» **THE TASK**:
Transcribe all of the records precisely as they are presented.

________________________

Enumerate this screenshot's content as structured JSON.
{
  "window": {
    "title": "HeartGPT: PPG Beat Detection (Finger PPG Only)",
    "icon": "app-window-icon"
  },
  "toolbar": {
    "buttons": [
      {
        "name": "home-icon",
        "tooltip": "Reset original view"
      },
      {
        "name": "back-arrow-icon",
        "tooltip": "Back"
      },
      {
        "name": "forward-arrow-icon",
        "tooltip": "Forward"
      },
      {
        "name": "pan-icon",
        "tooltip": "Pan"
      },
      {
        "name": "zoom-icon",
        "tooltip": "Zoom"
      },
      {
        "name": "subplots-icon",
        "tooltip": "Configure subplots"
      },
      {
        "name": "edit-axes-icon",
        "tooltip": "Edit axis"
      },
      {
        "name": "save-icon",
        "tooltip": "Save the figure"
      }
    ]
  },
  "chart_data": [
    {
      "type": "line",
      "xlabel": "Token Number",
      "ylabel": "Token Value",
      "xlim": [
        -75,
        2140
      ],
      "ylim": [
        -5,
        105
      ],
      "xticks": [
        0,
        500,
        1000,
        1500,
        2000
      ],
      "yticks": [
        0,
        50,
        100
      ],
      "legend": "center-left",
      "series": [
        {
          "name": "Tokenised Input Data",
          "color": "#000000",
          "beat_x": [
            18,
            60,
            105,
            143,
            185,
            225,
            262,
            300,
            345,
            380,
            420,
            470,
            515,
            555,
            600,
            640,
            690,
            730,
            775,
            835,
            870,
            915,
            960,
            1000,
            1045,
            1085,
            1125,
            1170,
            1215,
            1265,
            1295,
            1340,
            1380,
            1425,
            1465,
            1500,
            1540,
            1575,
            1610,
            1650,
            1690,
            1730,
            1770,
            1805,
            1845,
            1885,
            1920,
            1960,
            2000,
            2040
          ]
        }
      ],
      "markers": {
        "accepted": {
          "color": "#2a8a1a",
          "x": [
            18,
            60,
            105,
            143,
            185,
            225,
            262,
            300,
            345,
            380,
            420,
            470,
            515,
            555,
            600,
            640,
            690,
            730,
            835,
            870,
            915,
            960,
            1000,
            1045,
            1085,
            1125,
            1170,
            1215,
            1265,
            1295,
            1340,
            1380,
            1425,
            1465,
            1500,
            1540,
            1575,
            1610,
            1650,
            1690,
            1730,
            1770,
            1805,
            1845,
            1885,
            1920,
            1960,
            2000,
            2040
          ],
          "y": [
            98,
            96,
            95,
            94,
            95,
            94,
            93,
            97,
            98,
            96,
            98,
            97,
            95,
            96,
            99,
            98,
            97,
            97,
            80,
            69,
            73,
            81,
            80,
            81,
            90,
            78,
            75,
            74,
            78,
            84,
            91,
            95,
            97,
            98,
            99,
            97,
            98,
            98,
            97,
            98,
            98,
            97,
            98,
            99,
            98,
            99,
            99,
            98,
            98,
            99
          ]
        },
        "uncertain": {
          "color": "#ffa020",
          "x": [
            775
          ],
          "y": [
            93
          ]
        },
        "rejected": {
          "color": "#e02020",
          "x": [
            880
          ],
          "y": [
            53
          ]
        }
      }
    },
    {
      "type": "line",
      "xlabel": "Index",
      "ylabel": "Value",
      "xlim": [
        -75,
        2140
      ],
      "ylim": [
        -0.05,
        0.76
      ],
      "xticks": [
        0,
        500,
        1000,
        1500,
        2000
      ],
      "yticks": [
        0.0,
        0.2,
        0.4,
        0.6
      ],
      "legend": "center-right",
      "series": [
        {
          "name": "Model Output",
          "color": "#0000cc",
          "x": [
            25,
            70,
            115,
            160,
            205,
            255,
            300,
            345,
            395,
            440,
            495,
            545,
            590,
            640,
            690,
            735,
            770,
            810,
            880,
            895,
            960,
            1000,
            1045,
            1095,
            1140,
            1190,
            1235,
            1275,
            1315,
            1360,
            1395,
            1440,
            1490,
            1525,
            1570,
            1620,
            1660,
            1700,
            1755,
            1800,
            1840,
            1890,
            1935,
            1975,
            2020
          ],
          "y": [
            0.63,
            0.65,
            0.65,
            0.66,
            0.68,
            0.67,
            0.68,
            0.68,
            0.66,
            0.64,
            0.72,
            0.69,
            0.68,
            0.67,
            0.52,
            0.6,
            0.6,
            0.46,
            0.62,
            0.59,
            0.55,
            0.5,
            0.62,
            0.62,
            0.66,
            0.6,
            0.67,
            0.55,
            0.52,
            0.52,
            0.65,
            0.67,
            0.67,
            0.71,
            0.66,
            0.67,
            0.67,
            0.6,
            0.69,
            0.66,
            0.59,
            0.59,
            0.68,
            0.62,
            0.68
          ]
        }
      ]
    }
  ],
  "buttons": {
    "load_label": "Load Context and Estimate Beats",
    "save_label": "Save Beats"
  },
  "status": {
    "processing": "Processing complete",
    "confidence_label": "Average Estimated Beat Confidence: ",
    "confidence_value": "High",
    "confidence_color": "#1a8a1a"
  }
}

________________________

» **RESULT FOR THIS EXERCISE**:
Enumerate this screenshot's content as structured JSON.
{
  "window": {
    "title": "HeartGPT: PPG Beat Detection (Finger PPG Only)",
    "icon": "app-window-icon"
  },
  "toolbar": {
    "buttons": [
      {
        "name": "home-icon",
        "tooltip": "Reset original view"
      },
      {
        "name": "back-arrow-icon",
        "tooltip": "Back"
      },
      {
        "name": "forward-arrow-icon",
        "tooltip": "Forward"
      },
      {
        "name": "pan-icon",
        "tooltip": "Pan"
      },
      {
        "name": "zoom-icon",
        "tooltip": "Zoom"
      },
      {
        "name": "subplots-icon",
        "tooltip": "Configure subplots"
      },
      {
        "name": "edit-axes-icon",
        "tooltip": "Edit axis"
      },
      {
        "name": "save-icon",
        "tooltip": "Save the figure"
      }
    ]
  },
  "chart_data": [
    {
      "type": "line",
      "xlabel": "Token Number",
      "ylabel": "Token Value",
      "xlim": [
        -75,
        2140
      ],
      "ylim": [
        -5,
        105
      ],
      "xticks": [
        0,
        500,
        1000,
        1500,
        2000
      ],
      "yticks": [
        0,
        50,
        100
      ],
      "legend": "center-left",
      "series": [
        {
          "name": "Tokenised Input Data",
          "color": "#000000",
          "beat_x": [
            18,
            60,
            105,
            143,
            185,
            225,
            262,
            300,
            345,
            380,
            420,
            470,
            515,
            555,
            600,
            640,
            690,
            730,
            775,
            835,
            870,
            915,
            960,
            1000,
            1045,
            1085,
            1125,
            1170,
            1215,
            1265,
            1295,
            1340,
            1380,
            1425,
            1465,
            1500,
            1540,
            1575,
            1610,
            1650,
            1690,
            1730,
            1770,
            1805,
            1845,
            1885,
            1920,
            1960,
            2000,
            2040
          ]
        }
      ],
      "markers": {
        "accepted": {
          "color": "#2a8a1a",
          "x": [
            18,
            60,
            105,
            143,
            185,
            225,
            262,
            300,
            345,
            380,
            420,
            470,
            515,
            555,
            600,
            640,
            690,
            730,
            835,
            870,
            915,
            960,
            1000,
            1045,
            1085,
            1125,
            1170,
            1215,
            1265,
            1295,
            1340,
            1380,
            1425,
            1465,
            1500,
            1540,
            1575,
            1610,
            1650,
            1690,
            1730,
            1770,
            1805,
            1845,
            1885,
            1920,
            1960,
            2000,
            2040
          ],
          "y": [
            98,
            96,
            95,
            94,
            95,
            94,
            93,
            97,
            98,
            96,
            98,
            97,
            95,
            96,
            99,
            98,
            97,
            97,
            80,
            69,
            73,
            81,
            80,
            81,
            90,
            78,
            75,
            74,
            78,
            84,
            91,
            95,
            97,
            98,
            99,
            97,
            98,
            98,
            97,
            98,
            98,
            97,
            98,
            99,
            98,
            99,
            99,
            98,
            98,
            99
          ]
        },
        "uncertain": {
          "color": "#ffa020",
          "x": [
            775
          ],
          "y": [
            93
          ]
        },
        "rejected": {
          "color": "#e02020",
          "x": [
            880
          ],
          "y": [
            53
          ]
        }
      }
    },
    {
      "type": "line",
      "xlabel": "Index",
      "ylabel": "Value",
      "xlim": [
        -75,
        2140
      ],
      "ylim": [
        -0.05,
        0.76
      ],
      "xticks": [
        0,
        500,
        1000,
        1500,
        2000
      ],
      "yticks": [
        0.0,
        0.2,
        0.4,
        0.6
      ],
      "legend": "center-right",
      "series": [
        {
          "name": "Model Output",
          "color": "#0000cc",
          "x": [
            25,
            70,
            115,
            160,
            205,
            255,
            300,
            345,
            395,
            440,
            495,
            545,
            590,
            640,
            690,
            735,
            770,
            810,
            880,
            895,
            960,
            1000,
            1045,
            1095,
            1140,
            1190,
            1235,
            1275,
            1315,
            1360,
            1395,
            1440,
            1490,
            1525,
            1570,
            1620,
            1660,
            1700,
            1755,
            1800,
            1840,
            1890,
            1935,
            1975,
            2020
          ],
          "y": [
            0.63,
            0.65,
            0.65,
            0.66,
            0.68,
            0.67,
            0.68,
            0.68,
            0.66,
            0.64,
            0.72,
            0.69,
            0.68,
            0.67,
            0.52,
            0.6,
            0.6,
            0.46,
            0.62,
            0.59,
            0.55,
            0.5,
            0.62,
            0.62,
            0.66,
            0.6,
            0.67,
            0.55,
            0.52,
            0.52,
            0.65,
            0.67,
            0.67,
            0.71,
            0.66,
            0.67,
            0.67,
            0.6,
            0.69,
            0.66,
            0.59,
            0.59,
            0.68,
            0.62,
            0.68
          ]
        }
      ]
    }
  ],
  "buttons": {
    "load_label": "Load Context and Estimate Beats",
    "save_label": "Save Beats"
  },
  "status": {
    "processing": "Processing complete",
    "confidence_label": "Average Estimated Beat Confidence: ",
    "confidence_value": "High",
    "confidence_color": "#1a8a1a"
  }
}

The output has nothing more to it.